§ **Material to process**
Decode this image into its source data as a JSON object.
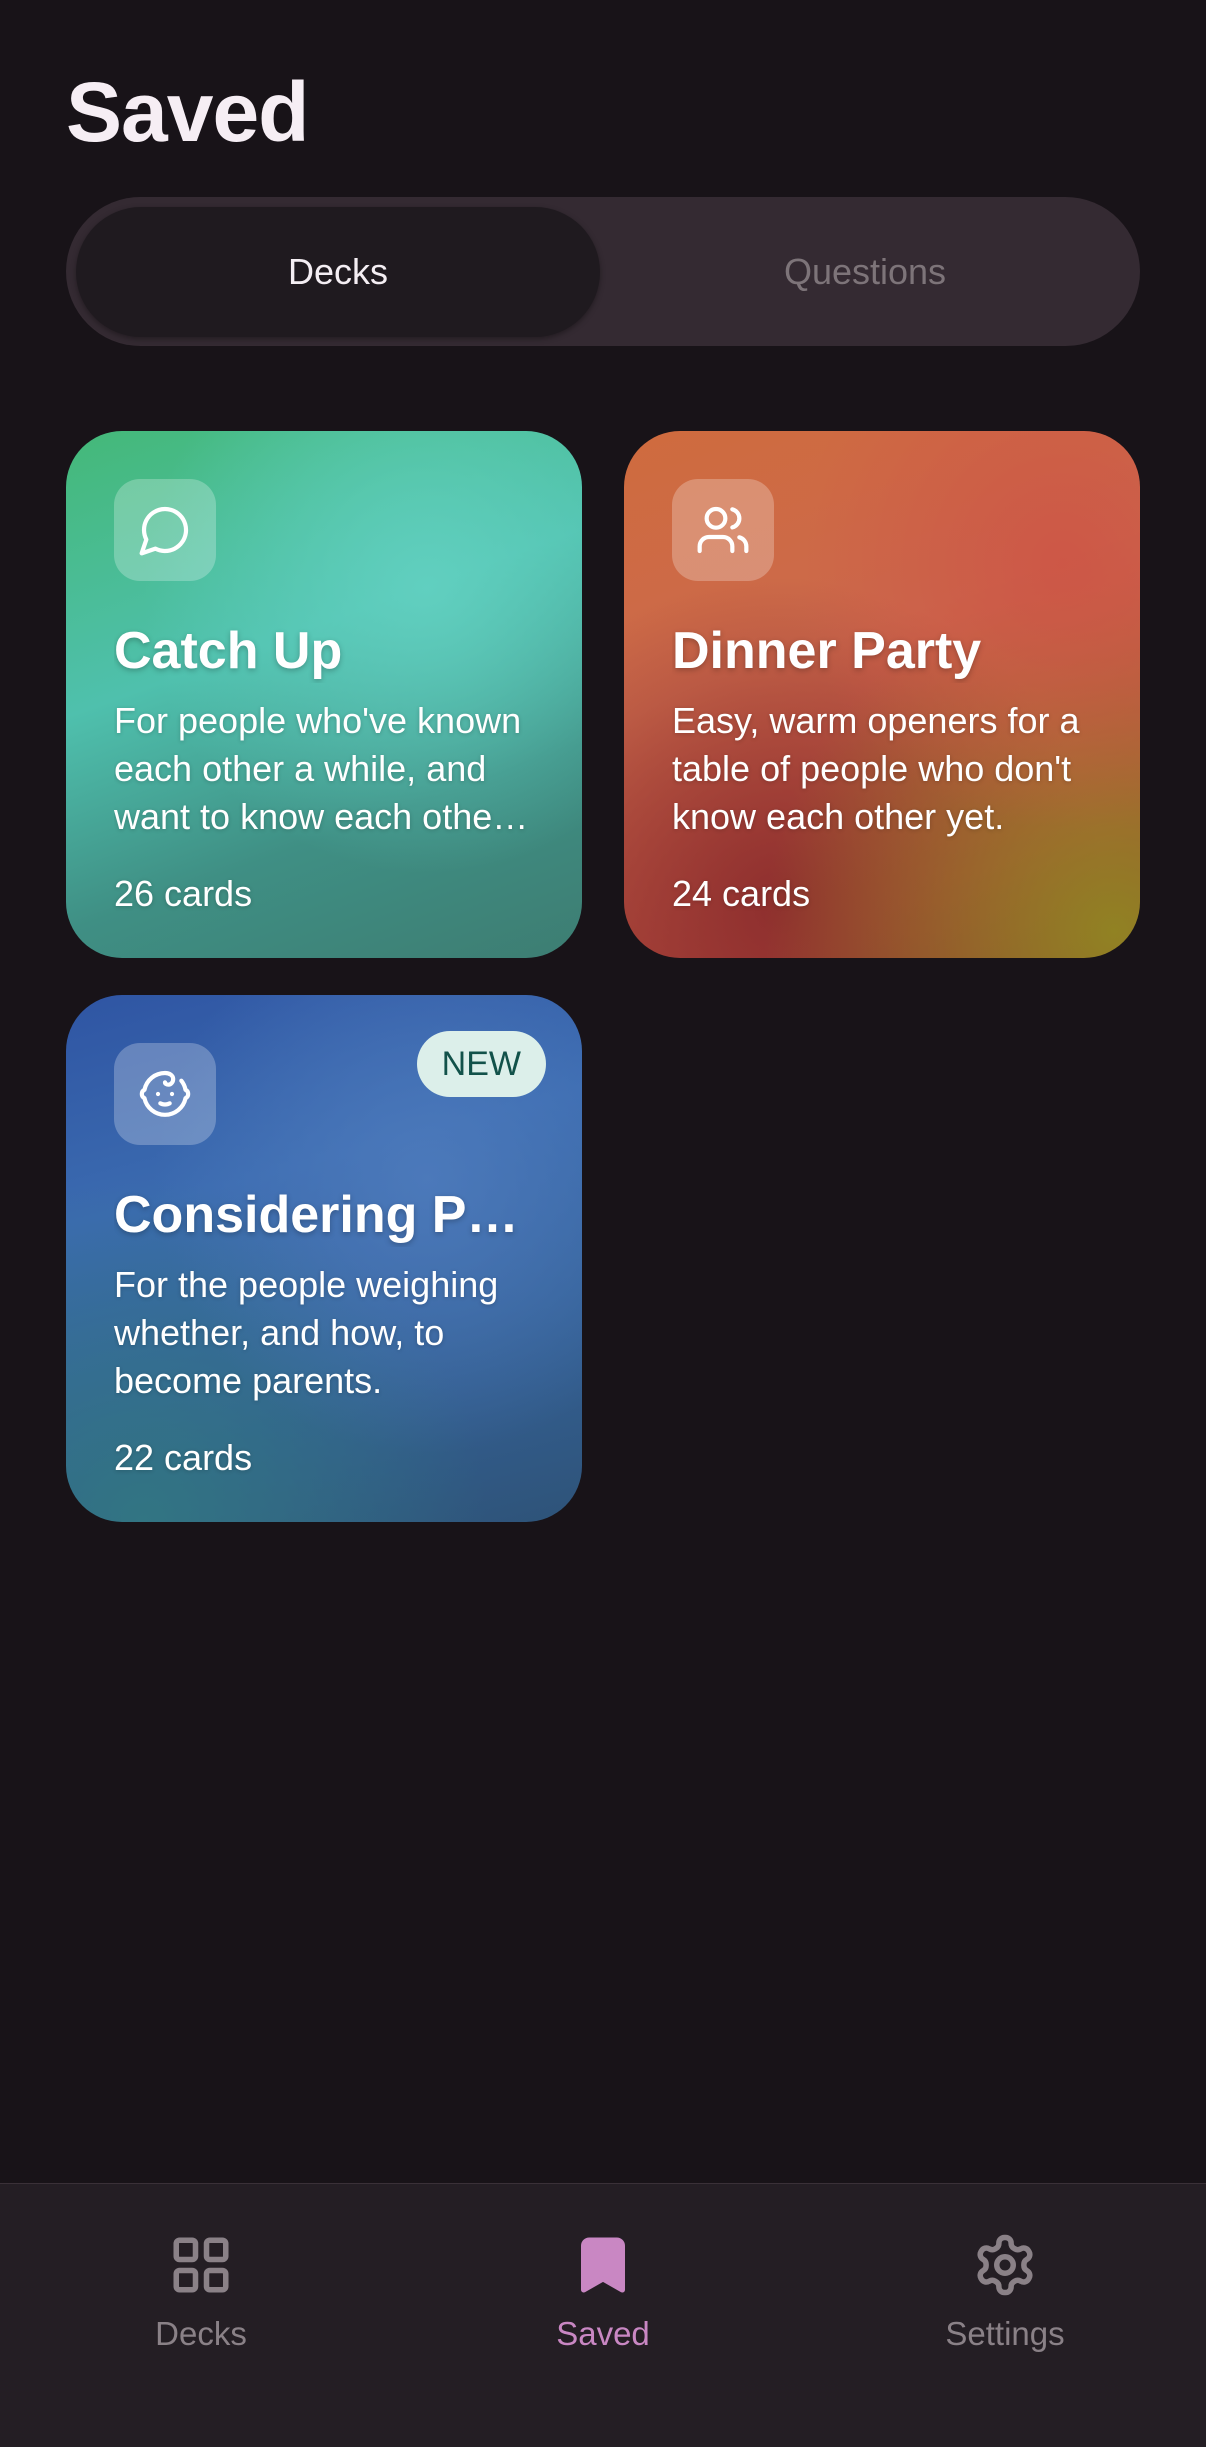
{
  "header": {
    "title": "Saved"
  },
  "segmented": {
    "tabs": [
      {
        "label": "Decks",
        "active": true
      },
      {
        "label": "Questions",
        "active": false
      }
    ]
  },
  "decks": [
    {
      "icon": "chat-bubble-icon",
      "title": "Catch Up",
      "description": "For people who've known each other a while, and want to know each other better.",
      "count": "26 cards",
      "color": "#4fc0ad"
    },
    {
      "icon": "people-icon",
      "title": "Dinner Party",
      "description": "Easy, warm openers for a table of people who don't know each other yet.",
      "count": "24 cards",
      "color": "#cc6a4c"
    },
    {
      "icon": "baby-icon",
      "title": "Considering Parenthood",
      "description": "For the people weighing whether, and how, to become parents.",
      "count": "22 cards",
      "badge": "NEW",
      "color": "#3b6bb0"
    }
  ],
  "bottom_nav": {
    "items": [
      {
        "label": "Decks",
        "icon": "grid-icon",
        "active": false
      },
      {
        "label": "Saved",
        "icon": "bookmark-icon",
        "active": true
      },
      {
        "label": "Settings",
        "icon": "gear-icon",
        "active": false
      }
    ]
  },
  "colors": {
    "background": "#181318",
    "accent": "#c987c3",
    "segmented_bg": "#342a32",
    "nav_bg": "#241e24"
  }
}
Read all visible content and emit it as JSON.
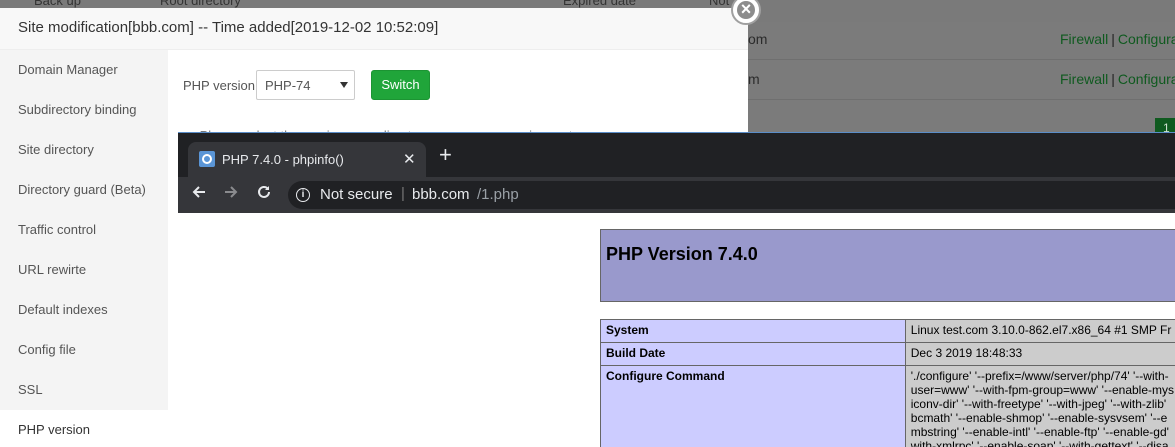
{
  "background": {
    "columns": [
      "Back up",
      "Root directory",
      "Expired date",
      "Not"
    ],
    "rows": [
      {
        "fragment": "om",
        "link1": "Firewall",
        "separator": "|",
        "link2": "Configura"
      },
      {
        "fragment": "m",
        "link1": "Firewall",
        "separator": "|",
        "link2": "Configura"
      }
    ],
    "badge": "1"
  },
  "modal": {
    "title": "Site modification[bbb.com] -- Time added[2019-12-02 10:52:09]",
    "close_symbol": "×",
    "sidebar": [
      {
        "label": "Domain Manager"
      },
      {
        "label": "Subdirectory binding"
      },
      {
        "label": "Site directory"
      },
      {
        "label": "Directory guard (Beta)"
      },
      {
        "label": "Traffic control"
      },
      {
        "label": "URL rewirte"
      },
      {
        "label": "Default indexes"
      },
      {
        "label": "Config file"
      },
      {
        "label": "SSL"
      },
      {
        "label": "PHP version"
      }
    ],
    "php": {
      "label": "PHP version",
      "selected": "PHP-74",
      "switch_label": "Switch",
      "hint": "Please select the version according to your program requirements"
    }
  },
  "browser": {
    "tab_title": "PHP 7.4.0 - phpinfo()",
    "tab_close": "✕",
    "new_tab": "+",
    "security": "Not secure",
    "url_separator": "|",
    "url_host": "bbb.com",
    "url_path": "/1.php",
    "icons": {
      "back": "arrow-left",
      "forward": "arrow-right",
      "reload": "reload",
      "info": "info"
    },
    "phpinfo": {
      "heading": "PHP Version 7.4.0",
      "rows": [
        {
          "key": "System",
          "value": [
            "Linux test.com 3.10.0-862.el7.x86_64 #1 SMP Fr"
          ]
        },
        {
          "key": "Build Date",
          "value": [
            "Dec 3 2019 18:48:33"
          ]
        },
        {
          "key": "Configure Command",
          "value": [
            "'./configure' '--prefix=/www/server/php/74' '--with-",
            "user=www' '--with-fpm-group=www' '--enable-mys",
            "iconv-dir' '--with-freetype' '--with-jpeg' '--with-zlib'",
            "bcmath' '--enable-shmop' '--enable-sysvsem' '--e",
            "mbstring' '--enable-intl' '--enable-ftp' '--enable-gd'",
            "with-xmlrpc' '--enable-soap' '--with-gettext' '--disa"
          ]
        }
      ]
    }
  },
  "colors": {
    "accent_green": "#20a53a",
    "php_header": "#9999cc",
    "php_key": "#ccccff",
    "php_value": "#cccccc",
    "browser_dark": "#202124"
  }
}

§ **What you need to do**
Copy every line that includes the string "Site" from the material above.

§ **Result of this task**
    "title": "Site modification[bbb.com] -- Time added[2019-12-02 10:52:09]",
        "label": "Site directory"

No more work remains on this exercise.